(Extracted records)
____________________

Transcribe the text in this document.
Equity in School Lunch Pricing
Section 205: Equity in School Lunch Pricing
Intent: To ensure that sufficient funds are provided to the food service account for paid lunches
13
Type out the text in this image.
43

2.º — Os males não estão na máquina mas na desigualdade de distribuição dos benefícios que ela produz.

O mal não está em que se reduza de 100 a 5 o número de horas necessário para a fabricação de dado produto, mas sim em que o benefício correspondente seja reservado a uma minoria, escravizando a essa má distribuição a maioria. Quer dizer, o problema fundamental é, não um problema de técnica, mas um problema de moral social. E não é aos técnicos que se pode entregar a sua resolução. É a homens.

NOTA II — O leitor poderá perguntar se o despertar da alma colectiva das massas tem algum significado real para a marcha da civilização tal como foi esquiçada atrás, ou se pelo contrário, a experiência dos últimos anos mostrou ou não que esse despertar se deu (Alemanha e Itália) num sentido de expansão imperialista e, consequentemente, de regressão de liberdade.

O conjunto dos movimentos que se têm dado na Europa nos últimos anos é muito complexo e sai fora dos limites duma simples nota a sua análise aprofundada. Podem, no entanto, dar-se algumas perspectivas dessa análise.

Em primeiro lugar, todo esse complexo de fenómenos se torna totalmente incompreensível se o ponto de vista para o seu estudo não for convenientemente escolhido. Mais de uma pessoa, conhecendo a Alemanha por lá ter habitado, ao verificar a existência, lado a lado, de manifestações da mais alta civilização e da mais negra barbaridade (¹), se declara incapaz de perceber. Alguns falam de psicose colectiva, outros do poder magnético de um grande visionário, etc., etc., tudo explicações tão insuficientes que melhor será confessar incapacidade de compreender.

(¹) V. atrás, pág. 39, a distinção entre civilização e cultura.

____________________

# Exercise aim
Write out every line from the records above, word for word.

# Response
Transcribe the text in this document.
Equity in School Lunch Pricing
Section 205: Equity in School Lunch Pricing
Intent: To ensure that sufficient funds are provided to the food service account for paid lunches
13
Type out the text in this image.
43

2.º — Os males não estão na máquina mas na desigualdade de distribuição dos benefícios que ela produz.

O mal não está em que se reduza de 100 a 5 o número de horas necessário para a fabricação de dado produto, mas sim em que o benefício correspondente seja reservado a uma minoria, escravizando a essa má distribuição a maioria. Quer dizer, o problema fundamental é, não um problema de técnica, mas um problema de moral social. E não é aos técnicos que se pode entregar a sua resolução. É a homens.

NOTA II — O leitor poderá perguntar se o despertar da alma colectiva das massas tem algum significado real para a marcha da civilização tal como foi esquiçada atrás, ou se pelo contrário, a experiência dos últimos anos mostrou ou não que esse despertar se deu (Alemanha e Itália) num sentido de expansão imperialista e, consequentemente, de regressão de liberdade.

O conjunto dos movimentos que se têm dado na Europa nos últimos anos é muito complexo e sai fora dos limites duma simples nota a sua análise aprofundada. Podem, no entanto, dar-se algumas perspectivas dessa análise.

Em primeiro lugar, todo esse complexo de fenómenos se torna totalmente incompreensível se o ponto de vista para o seu estudo não for convenientemente escolhido. Mais de uma pessoa, conhecendo a Alemanha por lá ter habitado, ao verificar a existência, lado a lado, de manifestações da mais alta civilização e da mais negra barbaridade (¹), se declara incapaz de perceber. Alguns falam de psicose colectiva, outros do poder magnético de um grande visionário, etc., etc., tudo explicações tão insuficientes que melhor será confessar incapacidade de compreender.

(¹) V. atrás, pág. 39, a distinção entre civilização e cultura.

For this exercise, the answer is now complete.